[Stored records]
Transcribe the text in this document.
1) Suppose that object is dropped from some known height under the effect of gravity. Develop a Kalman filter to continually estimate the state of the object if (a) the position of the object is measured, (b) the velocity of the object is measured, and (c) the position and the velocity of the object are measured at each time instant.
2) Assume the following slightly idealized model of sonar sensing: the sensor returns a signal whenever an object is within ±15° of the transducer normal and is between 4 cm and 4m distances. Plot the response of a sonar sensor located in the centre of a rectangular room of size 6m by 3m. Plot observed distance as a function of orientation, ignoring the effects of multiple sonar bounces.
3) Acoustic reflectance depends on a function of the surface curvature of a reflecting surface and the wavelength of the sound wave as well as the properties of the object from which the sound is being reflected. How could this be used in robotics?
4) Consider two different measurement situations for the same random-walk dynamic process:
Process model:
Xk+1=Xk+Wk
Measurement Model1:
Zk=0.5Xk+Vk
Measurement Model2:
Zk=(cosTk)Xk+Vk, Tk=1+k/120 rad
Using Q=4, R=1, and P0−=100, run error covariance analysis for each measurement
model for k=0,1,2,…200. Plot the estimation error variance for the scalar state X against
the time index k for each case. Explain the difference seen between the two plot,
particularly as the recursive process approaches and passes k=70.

WORK REQUIRED: Which lines above contain the word "state"? Copy each of them.

WRITTEN SOLUTION:
1) Suppose that object is dropped from some known height under the effect of gravity. Develop a Kalman filter to continually estimate the state of the object if (a) the position of the object is measured, (b) the velocity of the object is measured, and (c) the position and the velocity of the object are measured at each time instant.
model for k=0,1,2,…200. Plot the estimation error variance for the scalar state X against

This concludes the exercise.